- [Quoted passage]
============================================================

Borsdorf is a municipality in the Leipzig district in Saxony, Germany.

Geography
Modern Borsdorf municipality consists of three historical villages: Borsdorf (originally the smallest among the three, serving as a toll station at the historical main road from Leipzig to Dresden), Panitzsch (a settlement of Slavic origin) and Zweenfurth (named after a river crossing). All three villages are situated along the Parthe river.

Borsdorf is neighbouring Leipzig in the west, Taucha in the north, Machern in the east and Brandis in the south-east.

Transport

Borsdorf is located at the railway mainline between Leipzig and Dresden. It is served by local commuter trains, the rapid transit network of S-Bahn Mitteldeutschland as well as the Regional Express train (Regionalexpress) Leipzig-Dresden.

The municipality is linked to Leipzig via the B6 federal highway. The closest expressway is Bundesautobahn A14, approx. 4 km west of Borsdorf.

Leipzig-Halle Airport can be reached within 30 minutes by car.

============================================================

- [Material]
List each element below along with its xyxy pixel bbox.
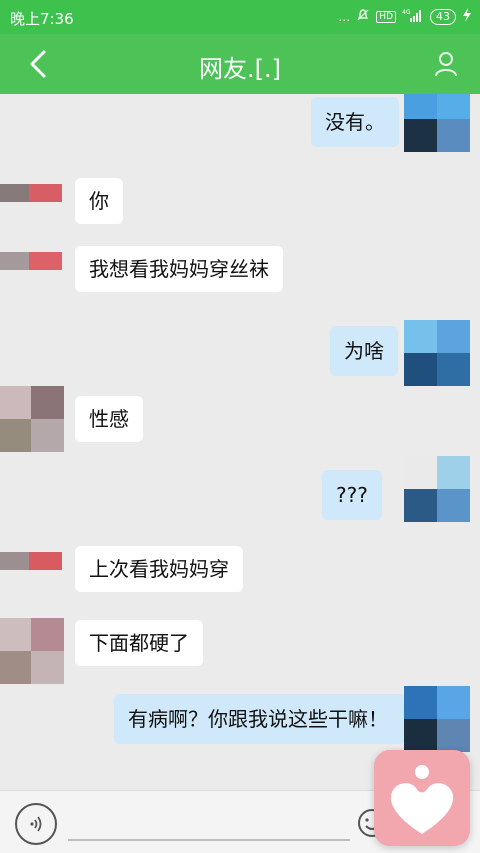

============================================================

- [To-do list]
a) Translate this sentence from the Borsdorf article into Spanish: "All three villages are situated along the Parthe river."
b) Duplicate the Borsdorf article between "Borsdorf is a" and "train (Regionalexpress) Leipzig-Dresden.", inclusive, leaving every word and mark unchanged.
c) Pick up the Borsdorf article after its final sentence and keep writing it.

- [Answers in order]
a) Los tres pueblos están situados a lo largo del río Parthe.

b)
Borsdorf is a municipality in the Leipzig district in Saxony, Germany.

Geography
Modern Borsdorf municipality consists of three historical villages: Borsdorf (originally the smallest among the three, serving as a toll station at the historical main road from Leipzig to Dresden), Panitzsch (a settlement of Slavic origin) and Zweenfurth (named after a river crossing). All three villages are situated along the Parthe river.

Borsdorf is neighbouring Leipzig in the west, Taucha in the north, Machern in the east and Brandis in the south-east.

Transport

Borsdorf is located at the railway mainline between Leipzig and Dresden. It is served by local commuter trains, the rapid transit network of S-Bahn Mitteldeutschland as well as the Regional Express train (Regionalexpress) Leipzig-Dresden.

c)
Gallery

Green Belt (Grüner Ring Leipzig) 

Borsdorf is a member of 'Grüner Ring Leipzig' a coordination group of Leipzig and the surrounding municipalities. As part of this, the 'Grüner Ring' (green belt) bicycle round course is running through Borsdorf.

Sons and Daughters

Albrecht Gehse (* 1955), Painter, member of the Leipzig School, known i.a. for his portrait of Helmut Kohl in the Federal German Chancellery building, Berlin

Sarah Klier (* 2. October 1990, was the last baby born in the GDR just two minutes before German reunification on midnight 2./3. October)

References

External links 
 

Leipzig (district)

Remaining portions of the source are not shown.